TEXTO FORNECIDO —
##############################
E com que tantas alças de sutiã ao contrário deparei ao longo da vida e com quantas você aí não se deparou?! De algumas guarda uma impressão vaga, de outras nem se recorda. Talvez certa vez um cheiro, um tipo de bálsamo mineral que exalava do centro do peito daquele rapaz, odor de pedra limada por muitas águas de cachoeira; a forma com que, aquele outro, para aproximar a boca de seu ouvido em um show barulhento, te puxou, não pela cintura, mas pela nuca, arriscando-se a levar um soco, e acabando admirado e premiado pela autoconfiança e ousadia viris; quem sabe a forma tímida que você viu um então desconhecido definir-se em uma rede social: “sou um”; a foto tirada diante do lugar em que se passava seu filme preferido Montanha Alguma; ah, aliás, as fotos, quantas fotos: aquela com o queixo abaixado e o triste e contemplativo olhar para uma fonte; a outra em que se podia avistar toda a Praça de São Pedro, o lugar em que você havia percebido a luz mais dourada e sentido a maior emoção de sua pequena e pouco viajada vida; a mesma canção que vocês descobriram estar ouvindo no mesmo dia; o mesmo livro preferido marcado nas mesmas páginas.
##############################
TRECHOS DA LISTAGEM —
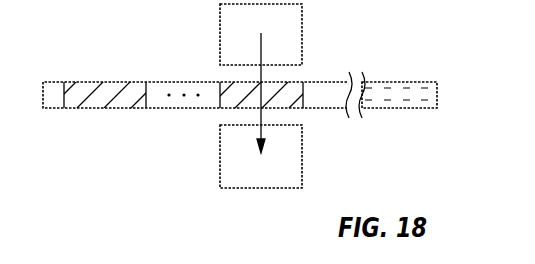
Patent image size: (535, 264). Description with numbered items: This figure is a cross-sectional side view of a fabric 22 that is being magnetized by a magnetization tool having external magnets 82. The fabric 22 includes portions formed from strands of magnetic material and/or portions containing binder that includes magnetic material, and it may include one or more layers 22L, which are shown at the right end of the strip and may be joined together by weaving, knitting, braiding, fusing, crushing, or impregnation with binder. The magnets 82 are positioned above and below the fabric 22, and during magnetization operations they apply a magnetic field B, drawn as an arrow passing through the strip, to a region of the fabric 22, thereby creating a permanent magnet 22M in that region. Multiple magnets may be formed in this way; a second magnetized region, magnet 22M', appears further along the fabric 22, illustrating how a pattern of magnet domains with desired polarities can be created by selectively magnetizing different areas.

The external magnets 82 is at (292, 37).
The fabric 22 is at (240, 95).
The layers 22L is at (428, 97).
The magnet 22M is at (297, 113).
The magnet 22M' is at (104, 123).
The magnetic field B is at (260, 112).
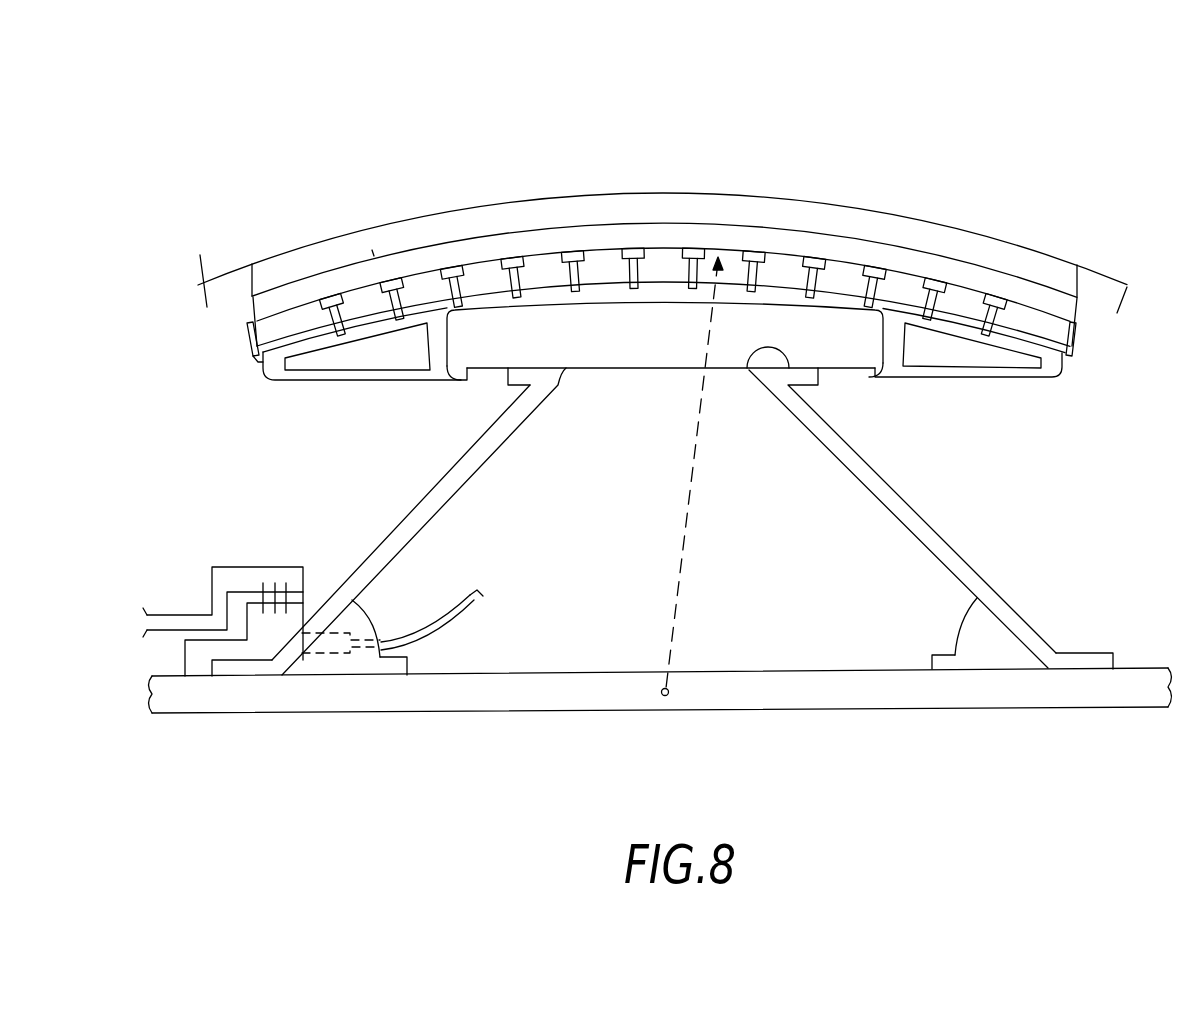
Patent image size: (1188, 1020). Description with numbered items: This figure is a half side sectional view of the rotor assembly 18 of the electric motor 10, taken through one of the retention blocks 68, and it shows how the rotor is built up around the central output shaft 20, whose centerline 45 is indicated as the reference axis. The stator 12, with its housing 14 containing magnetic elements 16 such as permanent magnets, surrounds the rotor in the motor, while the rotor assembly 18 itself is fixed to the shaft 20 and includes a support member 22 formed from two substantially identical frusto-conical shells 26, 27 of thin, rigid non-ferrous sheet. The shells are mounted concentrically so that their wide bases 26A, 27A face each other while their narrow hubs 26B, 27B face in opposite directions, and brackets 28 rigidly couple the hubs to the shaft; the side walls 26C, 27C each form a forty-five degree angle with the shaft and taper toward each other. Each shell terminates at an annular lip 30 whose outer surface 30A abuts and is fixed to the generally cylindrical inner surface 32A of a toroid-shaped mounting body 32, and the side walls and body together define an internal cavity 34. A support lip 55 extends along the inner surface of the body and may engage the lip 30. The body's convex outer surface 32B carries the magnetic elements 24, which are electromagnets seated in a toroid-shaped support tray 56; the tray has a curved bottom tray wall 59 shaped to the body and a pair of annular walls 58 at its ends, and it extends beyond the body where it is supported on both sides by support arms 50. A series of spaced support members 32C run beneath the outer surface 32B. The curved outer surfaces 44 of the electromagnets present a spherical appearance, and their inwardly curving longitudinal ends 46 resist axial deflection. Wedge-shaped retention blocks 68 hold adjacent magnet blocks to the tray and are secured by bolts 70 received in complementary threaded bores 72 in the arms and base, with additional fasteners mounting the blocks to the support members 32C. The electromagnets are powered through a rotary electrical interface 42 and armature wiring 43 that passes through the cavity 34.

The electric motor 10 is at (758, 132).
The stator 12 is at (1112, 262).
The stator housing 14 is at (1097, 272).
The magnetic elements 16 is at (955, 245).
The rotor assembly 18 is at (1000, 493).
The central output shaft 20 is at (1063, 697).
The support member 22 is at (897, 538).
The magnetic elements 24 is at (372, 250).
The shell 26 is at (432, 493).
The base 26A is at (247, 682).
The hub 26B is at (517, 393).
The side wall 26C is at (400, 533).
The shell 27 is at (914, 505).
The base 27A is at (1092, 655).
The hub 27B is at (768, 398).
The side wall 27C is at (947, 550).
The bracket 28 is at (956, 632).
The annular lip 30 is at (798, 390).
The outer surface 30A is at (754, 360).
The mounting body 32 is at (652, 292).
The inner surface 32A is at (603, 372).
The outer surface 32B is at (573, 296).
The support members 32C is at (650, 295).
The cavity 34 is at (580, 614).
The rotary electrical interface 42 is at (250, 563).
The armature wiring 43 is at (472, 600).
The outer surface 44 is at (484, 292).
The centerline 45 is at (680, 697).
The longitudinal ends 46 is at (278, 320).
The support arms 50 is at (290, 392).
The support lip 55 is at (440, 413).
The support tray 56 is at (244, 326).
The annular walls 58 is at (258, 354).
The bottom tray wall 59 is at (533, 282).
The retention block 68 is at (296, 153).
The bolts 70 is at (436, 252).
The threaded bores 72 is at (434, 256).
##############################
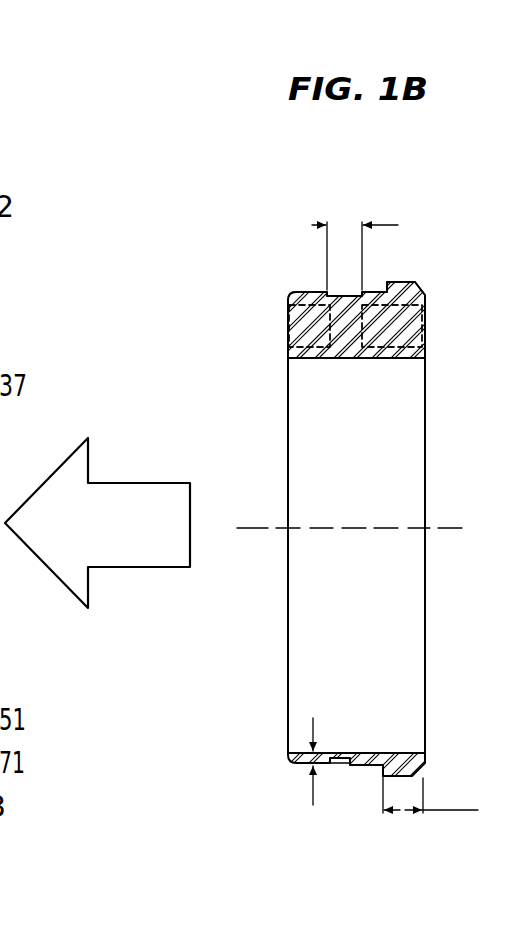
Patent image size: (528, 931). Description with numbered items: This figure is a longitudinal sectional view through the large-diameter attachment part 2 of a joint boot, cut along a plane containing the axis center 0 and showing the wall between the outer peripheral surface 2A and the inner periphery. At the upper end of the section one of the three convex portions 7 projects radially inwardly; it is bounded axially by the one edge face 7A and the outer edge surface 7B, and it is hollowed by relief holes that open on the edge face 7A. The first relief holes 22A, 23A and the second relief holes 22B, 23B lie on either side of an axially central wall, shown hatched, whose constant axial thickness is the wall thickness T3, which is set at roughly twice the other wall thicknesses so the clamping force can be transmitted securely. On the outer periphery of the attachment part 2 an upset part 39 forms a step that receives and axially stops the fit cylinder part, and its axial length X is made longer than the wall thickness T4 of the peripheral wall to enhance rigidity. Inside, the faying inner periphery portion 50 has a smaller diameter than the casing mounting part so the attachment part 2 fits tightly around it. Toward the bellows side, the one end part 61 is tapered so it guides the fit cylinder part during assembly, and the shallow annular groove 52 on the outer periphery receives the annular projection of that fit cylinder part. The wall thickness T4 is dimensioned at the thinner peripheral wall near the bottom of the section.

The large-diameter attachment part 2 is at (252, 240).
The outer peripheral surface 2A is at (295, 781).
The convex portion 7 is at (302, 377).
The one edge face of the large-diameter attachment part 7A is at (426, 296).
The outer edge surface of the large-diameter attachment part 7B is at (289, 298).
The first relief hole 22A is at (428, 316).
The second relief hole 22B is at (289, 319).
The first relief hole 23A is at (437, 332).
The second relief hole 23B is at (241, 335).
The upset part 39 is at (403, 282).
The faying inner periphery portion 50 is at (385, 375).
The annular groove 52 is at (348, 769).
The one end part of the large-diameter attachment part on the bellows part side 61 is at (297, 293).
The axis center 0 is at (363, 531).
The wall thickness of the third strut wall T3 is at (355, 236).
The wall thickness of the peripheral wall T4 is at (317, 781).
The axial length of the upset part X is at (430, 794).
##############################
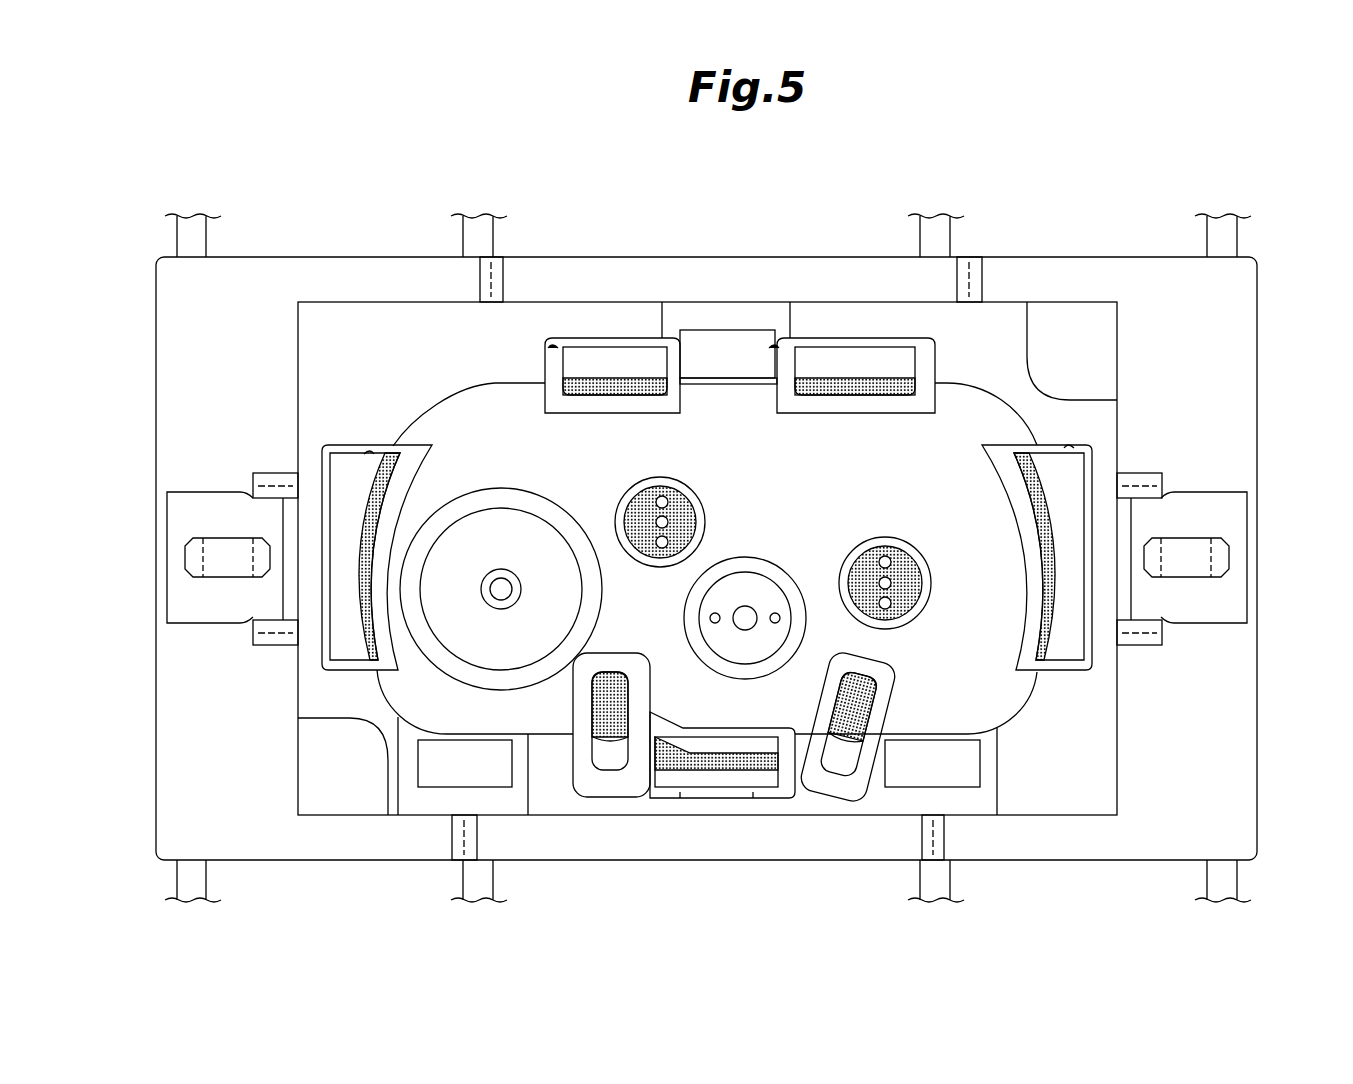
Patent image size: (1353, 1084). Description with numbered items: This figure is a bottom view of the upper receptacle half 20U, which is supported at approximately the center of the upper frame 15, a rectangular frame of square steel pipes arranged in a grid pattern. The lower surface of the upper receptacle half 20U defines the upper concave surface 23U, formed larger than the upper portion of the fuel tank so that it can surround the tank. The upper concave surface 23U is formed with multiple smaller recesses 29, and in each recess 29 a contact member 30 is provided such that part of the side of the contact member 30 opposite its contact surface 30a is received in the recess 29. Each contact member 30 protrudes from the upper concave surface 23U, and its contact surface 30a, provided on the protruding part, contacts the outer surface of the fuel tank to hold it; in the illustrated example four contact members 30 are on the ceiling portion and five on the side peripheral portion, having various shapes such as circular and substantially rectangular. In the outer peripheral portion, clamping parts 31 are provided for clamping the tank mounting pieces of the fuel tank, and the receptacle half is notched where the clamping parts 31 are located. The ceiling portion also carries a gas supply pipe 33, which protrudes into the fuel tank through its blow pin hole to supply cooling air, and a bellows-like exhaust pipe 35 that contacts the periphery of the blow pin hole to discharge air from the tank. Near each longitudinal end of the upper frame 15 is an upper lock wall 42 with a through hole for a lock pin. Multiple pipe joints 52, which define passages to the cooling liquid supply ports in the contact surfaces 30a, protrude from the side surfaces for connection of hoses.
##############################
TAREFA DO EXERCÍCIO 1 — Qual é o título do filme citado no texto sobre as alças de sutiã ao contrário?
TAREFA DO EXERCÍCIO 2 — Liste todas as fotos descritas no texto sobre as alças de sutiã ao contrário.
TAREFA DO EXERCÍCIO 3 — Retome o texto sobre as alças de sutiã ao contrário a partir do ponto em que ele termina.
A listagem não tem nenhum papel neste exercício.

RESULTADO FINAL 1 — Montanha Alguma.

RESULTADO FINAL 2 —
- A foto tirada diante do lugar em que se passava o filme preferido Montanha Alguma.
- A foto com o queixo abaixado e o olhar triste e contemplativo para uma fonte.
- A foto em que se podia avistar toda a Praça de São Pedro.

RESULTADO FINAL 3 —
 
 Sei na verdade que é a partir dessas miudezas, conjugadas às conjunturas de nossas carências e áridas lutas pela sobrevivência, somadas aos tantos clichês do romantismo, que vamos construindo a nossa ficção sobre aquela pessoa, vamos edificando nossas fantasias, vamos nos deixando enredar na dança amorosa, sem vírgulas, sem pausas para respirar. Vamos girando e girando e girando, até que de repente, um feio dia, aquela mesma alça de sutiã ao contrário que tanto nos atraíra inicialmente passa a nos parecer uma imundície. Aquela mulher que se afigurava tão charmosa, sensual e misteriosa, pela forma como erguia o queixo para soltar a espiral de fumaça do cigarro, agora não é nada mais do que uma neurótica fedorenta; aquele homem incrivelmente sedutor, ardente e voraz não passa de um maníaco sexual repugnante.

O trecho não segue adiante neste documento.